Your goal: Print verbatim every line starting at the one that contains "Output a JSON" and ending at the final line of the records; include both endpoints.

(A block of data)
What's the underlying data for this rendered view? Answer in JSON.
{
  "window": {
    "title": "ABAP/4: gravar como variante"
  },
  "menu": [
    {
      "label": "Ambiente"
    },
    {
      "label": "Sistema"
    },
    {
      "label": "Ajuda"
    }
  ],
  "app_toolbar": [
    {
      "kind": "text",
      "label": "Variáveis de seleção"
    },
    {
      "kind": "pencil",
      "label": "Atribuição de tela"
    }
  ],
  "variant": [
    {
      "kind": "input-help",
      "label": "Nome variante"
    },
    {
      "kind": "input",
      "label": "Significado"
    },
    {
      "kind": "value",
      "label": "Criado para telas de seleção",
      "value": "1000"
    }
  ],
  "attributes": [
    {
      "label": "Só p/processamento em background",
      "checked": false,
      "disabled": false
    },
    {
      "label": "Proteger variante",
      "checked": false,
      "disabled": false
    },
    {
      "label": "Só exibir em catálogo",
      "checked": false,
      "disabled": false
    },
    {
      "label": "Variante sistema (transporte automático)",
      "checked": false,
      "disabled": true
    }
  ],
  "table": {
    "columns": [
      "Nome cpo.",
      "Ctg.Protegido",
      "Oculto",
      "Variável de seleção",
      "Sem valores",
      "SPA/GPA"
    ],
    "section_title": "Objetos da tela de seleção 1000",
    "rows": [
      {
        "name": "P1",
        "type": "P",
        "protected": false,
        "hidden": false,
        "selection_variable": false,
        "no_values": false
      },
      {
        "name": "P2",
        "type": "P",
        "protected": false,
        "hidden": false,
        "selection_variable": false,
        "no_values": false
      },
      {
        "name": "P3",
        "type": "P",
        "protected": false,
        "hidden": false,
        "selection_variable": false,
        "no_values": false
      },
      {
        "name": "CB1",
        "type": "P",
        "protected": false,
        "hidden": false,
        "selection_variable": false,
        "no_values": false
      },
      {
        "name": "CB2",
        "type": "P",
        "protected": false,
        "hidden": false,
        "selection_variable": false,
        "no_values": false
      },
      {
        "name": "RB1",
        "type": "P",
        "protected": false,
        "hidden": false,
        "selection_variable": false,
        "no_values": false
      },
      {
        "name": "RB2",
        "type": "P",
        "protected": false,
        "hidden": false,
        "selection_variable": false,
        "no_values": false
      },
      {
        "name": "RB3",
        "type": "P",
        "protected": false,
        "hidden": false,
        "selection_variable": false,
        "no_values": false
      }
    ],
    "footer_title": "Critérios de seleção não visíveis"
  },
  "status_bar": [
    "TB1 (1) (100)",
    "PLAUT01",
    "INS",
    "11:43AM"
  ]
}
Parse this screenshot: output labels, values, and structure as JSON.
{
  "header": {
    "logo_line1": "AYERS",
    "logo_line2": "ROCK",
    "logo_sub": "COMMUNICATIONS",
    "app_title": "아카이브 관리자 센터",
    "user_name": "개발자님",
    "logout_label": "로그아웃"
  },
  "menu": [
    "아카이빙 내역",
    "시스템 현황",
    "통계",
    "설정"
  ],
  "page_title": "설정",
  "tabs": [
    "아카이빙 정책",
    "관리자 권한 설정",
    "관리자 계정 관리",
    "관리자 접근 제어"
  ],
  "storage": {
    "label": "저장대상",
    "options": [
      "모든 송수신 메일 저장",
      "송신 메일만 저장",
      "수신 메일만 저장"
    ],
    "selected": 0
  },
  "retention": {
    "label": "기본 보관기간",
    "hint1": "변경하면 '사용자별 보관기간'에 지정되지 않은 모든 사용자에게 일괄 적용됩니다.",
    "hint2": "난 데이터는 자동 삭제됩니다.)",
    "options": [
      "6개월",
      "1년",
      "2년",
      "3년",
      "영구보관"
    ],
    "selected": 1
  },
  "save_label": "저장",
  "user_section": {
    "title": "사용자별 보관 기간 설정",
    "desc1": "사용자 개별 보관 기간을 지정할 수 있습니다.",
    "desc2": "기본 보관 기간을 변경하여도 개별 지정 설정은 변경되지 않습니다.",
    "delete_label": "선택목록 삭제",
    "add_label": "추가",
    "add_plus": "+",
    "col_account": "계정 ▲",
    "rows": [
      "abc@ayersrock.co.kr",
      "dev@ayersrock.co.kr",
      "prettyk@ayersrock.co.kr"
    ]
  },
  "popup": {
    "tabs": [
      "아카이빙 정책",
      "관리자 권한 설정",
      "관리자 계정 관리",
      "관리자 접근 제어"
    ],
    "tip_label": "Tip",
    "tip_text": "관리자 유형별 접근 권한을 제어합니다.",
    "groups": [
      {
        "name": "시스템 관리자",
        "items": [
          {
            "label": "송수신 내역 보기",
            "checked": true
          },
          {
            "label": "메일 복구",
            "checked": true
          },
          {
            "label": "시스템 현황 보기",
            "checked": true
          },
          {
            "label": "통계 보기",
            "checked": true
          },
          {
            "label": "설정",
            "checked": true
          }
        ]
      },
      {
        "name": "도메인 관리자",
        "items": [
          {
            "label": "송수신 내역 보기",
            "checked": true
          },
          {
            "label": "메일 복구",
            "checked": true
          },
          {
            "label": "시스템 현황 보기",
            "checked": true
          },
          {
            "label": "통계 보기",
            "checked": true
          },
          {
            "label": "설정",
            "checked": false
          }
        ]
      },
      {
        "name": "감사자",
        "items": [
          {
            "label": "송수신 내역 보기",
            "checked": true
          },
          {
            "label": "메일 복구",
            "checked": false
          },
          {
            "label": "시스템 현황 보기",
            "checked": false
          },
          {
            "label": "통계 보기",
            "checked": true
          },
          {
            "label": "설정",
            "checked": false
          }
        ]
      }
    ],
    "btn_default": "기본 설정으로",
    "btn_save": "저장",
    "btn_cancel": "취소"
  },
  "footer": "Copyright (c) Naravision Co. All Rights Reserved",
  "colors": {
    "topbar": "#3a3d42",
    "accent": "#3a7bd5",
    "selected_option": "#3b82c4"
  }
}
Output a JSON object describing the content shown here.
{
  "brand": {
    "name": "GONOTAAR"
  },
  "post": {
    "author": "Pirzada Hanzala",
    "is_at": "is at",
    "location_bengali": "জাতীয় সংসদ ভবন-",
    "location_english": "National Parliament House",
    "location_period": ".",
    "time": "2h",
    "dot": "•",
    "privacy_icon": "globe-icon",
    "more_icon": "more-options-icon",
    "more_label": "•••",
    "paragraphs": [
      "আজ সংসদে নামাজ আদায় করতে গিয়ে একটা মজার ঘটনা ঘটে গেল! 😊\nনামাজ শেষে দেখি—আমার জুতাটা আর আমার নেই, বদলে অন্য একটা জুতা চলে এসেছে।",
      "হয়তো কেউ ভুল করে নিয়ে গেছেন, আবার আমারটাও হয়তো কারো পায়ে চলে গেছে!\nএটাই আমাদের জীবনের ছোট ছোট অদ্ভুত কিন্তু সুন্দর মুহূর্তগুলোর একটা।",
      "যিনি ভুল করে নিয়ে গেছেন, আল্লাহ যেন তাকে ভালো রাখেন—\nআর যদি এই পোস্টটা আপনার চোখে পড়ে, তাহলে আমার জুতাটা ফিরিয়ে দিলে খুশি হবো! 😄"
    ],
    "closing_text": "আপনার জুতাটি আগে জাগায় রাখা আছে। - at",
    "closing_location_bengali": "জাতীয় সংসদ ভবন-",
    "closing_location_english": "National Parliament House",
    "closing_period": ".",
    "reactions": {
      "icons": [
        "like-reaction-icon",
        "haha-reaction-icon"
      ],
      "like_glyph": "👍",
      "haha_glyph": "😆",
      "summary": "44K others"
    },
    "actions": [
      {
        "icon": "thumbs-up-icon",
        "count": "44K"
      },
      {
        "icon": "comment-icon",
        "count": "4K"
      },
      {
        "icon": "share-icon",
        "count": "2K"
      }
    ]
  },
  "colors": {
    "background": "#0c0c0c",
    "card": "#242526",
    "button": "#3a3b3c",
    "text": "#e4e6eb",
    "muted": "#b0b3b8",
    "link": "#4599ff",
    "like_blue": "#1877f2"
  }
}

Worked answer:
Output a JSON object describing the content shown here.
{
  "brand": {
    "name": "GONOTAAR"
  },
  "post": {
    "author": "Pirzada Hanzala",
    "is_at": "is at",
    "location_bengali": "জাতীয় সংসদ ভবন-",
    "location_english": "National Parliament House",
    "location_period": ".",
    "time": "2h",
    "dot": "•",
    "privacy_icon": "globe-icon",
    "more_icon": "more-options-icon",
    "more_label": "•••",
    "paragraphs": [
      "আজ সংসদে নামাজ আদায় করতে গিয়ে একটা মজার ঘটনা ঘটে গেল! 😊\nনামাজ শেষে দেখি—আমার জুতাটা আর আমার নেই, বদলে অন্য একটা জুতা চলে এসেছে।",
      "হয়তো কেউ ভুল করে নিয়ে গেছেন, আবার আমারটাও হয়তো কারো পায়ে চলে গেছে!\nএটাই আমাদের জীবনের ছোট ছোট অদ্ভুত কিন্তু সুন্দর মুহূর্তগুলোর একটা।",
      "যিনি ভুল করে নিয়ে গেছেন, আল্লাহ যেন তাকে ভালো রাখেন—\nআর যদি এই পোস্টটা আপনার চোখে পড়ে, তাহলে আমার জুতাটা ফিরিয়ে দিলে খুশি হবো! 😄"
    ],
    "closing_text": "আপনার জুতাটি আগে জাগায় রাখা আছে। - at",
    "closing_location_bengali": "জাতীয় সংসদ ভবন-",
    "closing_location_english": "National Parliament House",
    "closing_period": ".",
    "reactions": {
      "icons": [
        "like-reaction-icon",
        "haha-reaction-icon"
      ],
      "like_glyph": "👍",
      "haha_glyph": "😆",
      "summary": "44K others"
    },
    "actions": [
      {
        "icon": "thumbs-up-icon",
        "count": "44K"
      },
      {
        "icon": "comment-icon",
        "count": "4K"
      },
      {
        "icon": "share-icon",
        "count": "2K"
      }
    ]
  },
  "colors": {
    "background": "#0c0c0c",
    "card": "#242526",
    "button": "#3a3b3c",
    "text": "#e4e6eb",
    "muted": "#b0b3b8",
    "link": "#4599ff",
    "like_blue": "#1877f2"
  }
}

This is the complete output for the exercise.